>> Start Data

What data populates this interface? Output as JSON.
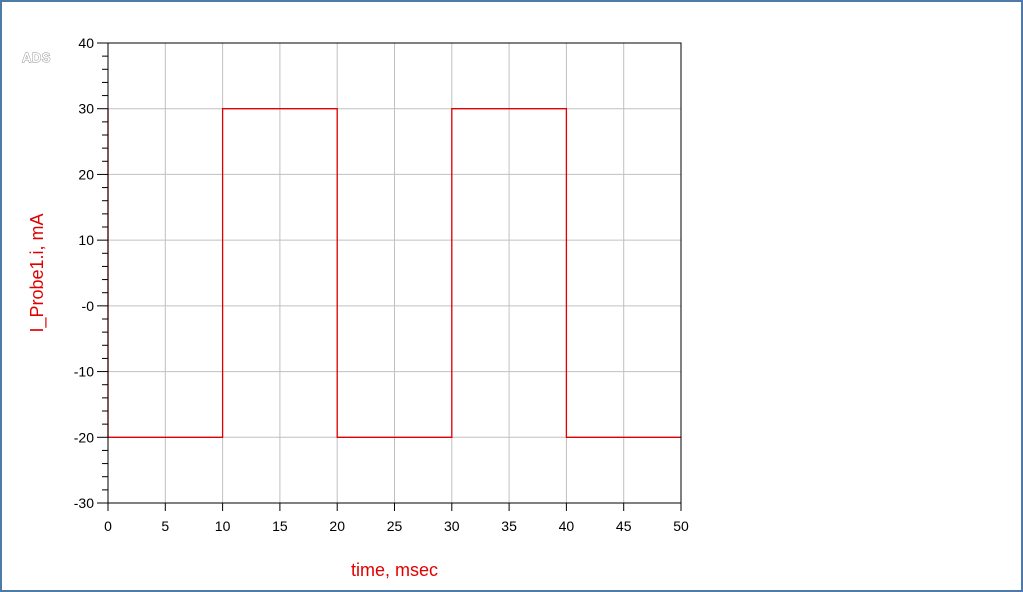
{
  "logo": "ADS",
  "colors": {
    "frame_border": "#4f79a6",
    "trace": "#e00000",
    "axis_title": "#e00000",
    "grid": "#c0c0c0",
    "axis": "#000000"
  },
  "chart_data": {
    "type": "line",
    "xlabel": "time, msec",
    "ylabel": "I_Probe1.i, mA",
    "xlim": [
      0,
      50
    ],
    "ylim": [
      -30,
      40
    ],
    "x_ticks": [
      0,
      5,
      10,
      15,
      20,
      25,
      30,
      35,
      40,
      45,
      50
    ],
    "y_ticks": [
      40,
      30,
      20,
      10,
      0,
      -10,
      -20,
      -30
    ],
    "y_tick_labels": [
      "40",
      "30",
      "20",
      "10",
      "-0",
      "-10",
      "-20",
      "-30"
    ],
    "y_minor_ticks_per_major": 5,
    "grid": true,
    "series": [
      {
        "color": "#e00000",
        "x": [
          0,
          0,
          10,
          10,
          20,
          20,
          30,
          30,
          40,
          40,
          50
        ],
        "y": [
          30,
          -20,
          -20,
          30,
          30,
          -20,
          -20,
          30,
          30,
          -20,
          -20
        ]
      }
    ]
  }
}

>> End Data

Written request: Copy the records exactly as they appear, excluding images.

Solution for this problem:
What data populates this interface? Output as JSON.
{
  "logo": "ADS",
  "colors": {
    "frame_border": "#4f79a6",
    "trace": "#e00000",
    "axis_title": "#e00000",
    "grid": "#c0c0c0",
    "axis": "#000000"
  },
  "chart_data": {
    "type": "line",
    "xlabel": "time, msec",
    "ylabel": "I_Probe1.i, mA",
    "xlim": [
      0,
      50
    ],
    "ylim": [
      -30,
      40
    ],
    "x_ticks": [
      0,
      5,
      10,
      15,
      20,
      25,
      30,
      35,
      40,
      45,
      50
    ],
    "y_ticks": [
      40,
      30,
      20,
      10,
      0,
      -10,
      -20,
      -30
    ],
    "y_tick_labels": [
      "40",
      "30",
      "20",
      "10",
      "-0",
      "-10",
      "-20",
      "-30"
    ],
    "y_minor_ticks_per_major": 5,
    "grid": true,
    "series": [
      {
        "color": "#e00000",
        "x": [
          0,
          0,
          10,
          10,
          20,
          20,
          30,
          30,
          40,
          40,
          50
        ],
        "y": [
          30,
          -20,
          -20,
          30,
          30,
          -20,
          -20,
          30,
          30,
          -20,
          -20
        ]
      }
    ]
  }
}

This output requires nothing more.